Task goal >> Transcribe verbatim every line from the line containing "Parse this screenshot: output" to the end of the entries, including both endpoints. Output nothing beyond those lines.

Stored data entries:
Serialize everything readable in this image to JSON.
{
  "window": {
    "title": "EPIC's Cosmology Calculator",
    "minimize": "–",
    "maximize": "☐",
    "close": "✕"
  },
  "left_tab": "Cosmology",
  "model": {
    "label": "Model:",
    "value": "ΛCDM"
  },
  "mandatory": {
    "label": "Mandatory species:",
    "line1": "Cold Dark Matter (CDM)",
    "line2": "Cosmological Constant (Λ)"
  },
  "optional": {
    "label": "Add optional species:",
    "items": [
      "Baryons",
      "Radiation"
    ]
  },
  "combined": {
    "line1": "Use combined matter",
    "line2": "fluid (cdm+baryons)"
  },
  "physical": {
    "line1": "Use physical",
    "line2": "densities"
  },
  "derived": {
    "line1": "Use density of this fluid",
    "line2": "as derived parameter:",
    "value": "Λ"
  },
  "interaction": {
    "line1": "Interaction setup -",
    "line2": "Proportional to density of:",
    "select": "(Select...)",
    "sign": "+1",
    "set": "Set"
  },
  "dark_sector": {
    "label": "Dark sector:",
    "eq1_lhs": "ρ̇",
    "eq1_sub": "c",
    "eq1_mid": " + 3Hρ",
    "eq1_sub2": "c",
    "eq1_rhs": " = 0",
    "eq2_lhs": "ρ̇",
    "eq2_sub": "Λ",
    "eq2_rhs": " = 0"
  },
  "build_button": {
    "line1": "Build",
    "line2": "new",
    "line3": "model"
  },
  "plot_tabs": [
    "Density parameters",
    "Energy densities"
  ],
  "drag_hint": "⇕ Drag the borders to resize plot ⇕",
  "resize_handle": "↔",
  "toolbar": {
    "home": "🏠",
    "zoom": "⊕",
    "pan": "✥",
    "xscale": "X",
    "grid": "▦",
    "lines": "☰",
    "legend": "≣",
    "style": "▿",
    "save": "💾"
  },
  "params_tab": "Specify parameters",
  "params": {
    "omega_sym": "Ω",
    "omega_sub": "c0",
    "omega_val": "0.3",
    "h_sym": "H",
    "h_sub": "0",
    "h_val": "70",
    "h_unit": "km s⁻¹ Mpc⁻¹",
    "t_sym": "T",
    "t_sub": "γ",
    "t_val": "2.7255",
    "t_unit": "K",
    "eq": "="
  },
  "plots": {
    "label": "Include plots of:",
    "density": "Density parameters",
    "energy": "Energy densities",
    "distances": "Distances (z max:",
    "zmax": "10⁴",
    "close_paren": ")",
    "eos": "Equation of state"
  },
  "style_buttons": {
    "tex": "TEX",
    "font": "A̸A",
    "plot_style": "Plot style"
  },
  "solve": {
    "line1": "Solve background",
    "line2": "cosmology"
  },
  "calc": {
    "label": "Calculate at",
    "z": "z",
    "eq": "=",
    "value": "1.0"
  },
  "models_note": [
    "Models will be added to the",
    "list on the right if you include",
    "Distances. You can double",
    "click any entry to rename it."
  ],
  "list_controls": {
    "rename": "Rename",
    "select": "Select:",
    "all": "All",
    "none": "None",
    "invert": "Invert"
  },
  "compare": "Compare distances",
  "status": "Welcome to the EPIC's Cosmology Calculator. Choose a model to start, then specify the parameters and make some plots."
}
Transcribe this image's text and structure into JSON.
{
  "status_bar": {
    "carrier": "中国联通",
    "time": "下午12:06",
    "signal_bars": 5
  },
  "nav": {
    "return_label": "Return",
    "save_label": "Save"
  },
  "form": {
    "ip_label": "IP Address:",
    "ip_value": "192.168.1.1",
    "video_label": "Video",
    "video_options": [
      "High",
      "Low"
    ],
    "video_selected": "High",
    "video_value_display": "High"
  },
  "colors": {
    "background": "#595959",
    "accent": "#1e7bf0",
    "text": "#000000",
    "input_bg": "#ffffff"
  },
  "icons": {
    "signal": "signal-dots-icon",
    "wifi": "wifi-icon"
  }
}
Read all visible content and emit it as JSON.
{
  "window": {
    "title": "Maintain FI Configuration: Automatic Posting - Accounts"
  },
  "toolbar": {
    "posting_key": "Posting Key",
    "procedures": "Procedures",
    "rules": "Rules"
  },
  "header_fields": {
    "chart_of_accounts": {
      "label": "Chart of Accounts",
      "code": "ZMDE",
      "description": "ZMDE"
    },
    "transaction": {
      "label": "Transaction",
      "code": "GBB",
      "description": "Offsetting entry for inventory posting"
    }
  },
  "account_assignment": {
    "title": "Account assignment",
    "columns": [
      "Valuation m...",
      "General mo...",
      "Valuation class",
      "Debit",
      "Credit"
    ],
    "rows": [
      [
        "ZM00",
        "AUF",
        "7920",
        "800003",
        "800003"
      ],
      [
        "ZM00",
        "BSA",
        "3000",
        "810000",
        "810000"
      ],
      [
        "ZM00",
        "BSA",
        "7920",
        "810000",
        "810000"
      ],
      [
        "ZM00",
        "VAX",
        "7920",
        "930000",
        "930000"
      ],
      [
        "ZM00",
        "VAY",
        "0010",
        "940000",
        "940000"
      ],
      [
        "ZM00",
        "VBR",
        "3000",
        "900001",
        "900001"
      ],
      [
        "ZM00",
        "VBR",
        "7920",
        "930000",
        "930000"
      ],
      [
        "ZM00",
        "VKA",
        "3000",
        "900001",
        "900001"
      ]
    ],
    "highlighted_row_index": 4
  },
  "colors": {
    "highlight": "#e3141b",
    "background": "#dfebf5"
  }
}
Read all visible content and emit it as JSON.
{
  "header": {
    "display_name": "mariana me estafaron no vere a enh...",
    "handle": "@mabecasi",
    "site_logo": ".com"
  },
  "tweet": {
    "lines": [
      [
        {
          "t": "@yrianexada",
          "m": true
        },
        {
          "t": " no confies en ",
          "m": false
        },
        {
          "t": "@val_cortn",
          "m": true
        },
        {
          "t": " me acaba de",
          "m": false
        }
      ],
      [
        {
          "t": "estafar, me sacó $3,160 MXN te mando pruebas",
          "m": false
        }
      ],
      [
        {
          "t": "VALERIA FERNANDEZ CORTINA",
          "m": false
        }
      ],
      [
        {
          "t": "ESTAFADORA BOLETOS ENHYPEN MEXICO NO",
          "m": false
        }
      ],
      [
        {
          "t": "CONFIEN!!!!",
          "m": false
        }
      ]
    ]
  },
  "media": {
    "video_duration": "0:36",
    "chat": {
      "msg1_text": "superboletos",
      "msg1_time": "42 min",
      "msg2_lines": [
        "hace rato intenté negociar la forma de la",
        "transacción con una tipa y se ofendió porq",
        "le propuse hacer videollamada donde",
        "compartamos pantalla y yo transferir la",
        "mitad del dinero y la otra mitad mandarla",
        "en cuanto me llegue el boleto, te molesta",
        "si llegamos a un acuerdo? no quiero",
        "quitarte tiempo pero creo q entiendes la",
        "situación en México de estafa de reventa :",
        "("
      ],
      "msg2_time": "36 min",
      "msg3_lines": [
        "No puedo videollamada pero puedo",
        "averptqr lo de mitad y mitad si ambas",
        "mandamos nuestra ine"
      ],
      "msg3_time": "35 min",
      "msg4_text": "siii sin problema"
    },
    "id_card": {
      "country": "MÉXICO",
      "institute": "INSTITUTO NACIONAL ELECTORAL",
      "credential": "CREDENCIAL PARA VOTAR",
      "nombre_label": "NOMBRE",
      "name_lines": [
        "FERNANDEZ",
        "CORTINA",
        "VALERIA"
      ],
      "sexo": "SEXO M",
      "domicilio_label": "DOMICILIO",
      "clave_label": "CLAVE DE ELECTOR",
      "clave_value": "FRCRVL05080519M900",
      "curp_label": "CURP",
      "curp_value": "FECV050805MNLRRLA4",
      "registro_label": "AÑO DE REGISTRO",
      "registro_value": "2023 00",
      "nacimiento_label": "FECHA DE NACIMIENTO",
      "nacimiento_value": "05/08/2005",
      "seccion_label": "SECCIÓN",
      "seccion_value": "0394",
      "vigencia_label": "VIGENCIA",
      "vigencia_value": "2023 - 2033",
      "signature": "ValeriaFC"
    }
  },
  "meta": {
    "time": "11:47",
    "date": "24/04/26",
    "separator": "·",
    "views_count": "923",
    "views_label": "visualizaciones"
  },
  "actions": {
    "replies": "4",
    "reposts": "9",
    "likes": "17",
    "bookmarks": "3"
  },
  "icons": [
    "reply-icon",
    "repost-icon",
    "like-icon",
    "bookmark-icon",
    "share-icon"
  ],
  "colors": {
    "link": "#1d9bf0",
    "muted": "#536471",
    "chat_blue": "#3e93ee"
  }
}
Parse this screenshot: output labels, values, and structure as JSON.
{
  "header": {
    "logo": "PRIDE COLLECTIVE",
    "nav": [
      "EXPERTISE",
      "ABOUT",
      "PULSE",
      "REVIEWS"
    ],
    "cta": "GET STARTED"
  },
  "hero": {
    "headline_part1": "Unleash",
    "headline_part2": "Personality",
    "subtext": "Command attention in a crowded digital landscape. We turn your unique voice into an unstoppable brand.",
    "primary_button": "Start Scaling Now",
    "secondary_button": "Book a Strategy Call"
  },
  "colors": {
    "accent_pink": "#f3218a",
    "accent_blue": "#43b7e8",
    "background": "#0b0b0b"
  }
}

Final result >>
Parse this screenshot: output labels, values, and structure as JSON.
{
  "header": {
    "logo": "PRIDE COLLECTIVE",
    "nav": [
      "EXPERTISE",
      "ABOUT",
      "PULSE",
      "REVIEWS"
    ],
    "cta": "GET STARTED"
  },
  "hero": {
    "headline_part1": "Unleash",
    "headline_part2": "Personality",
    "subtext": "Command attention in a crowded digital landscape. We turn your unique voice into an unstoppable brand.",
    "primary_button": "Start Scaling Now",
    "secondary_button": "Book a Strategy Call"
  },
  "colors": {
    "accent_pink": "#f3218a",
    "accent_blue": "#43b7e8",
    "background": "#0b0b0b"
  }
}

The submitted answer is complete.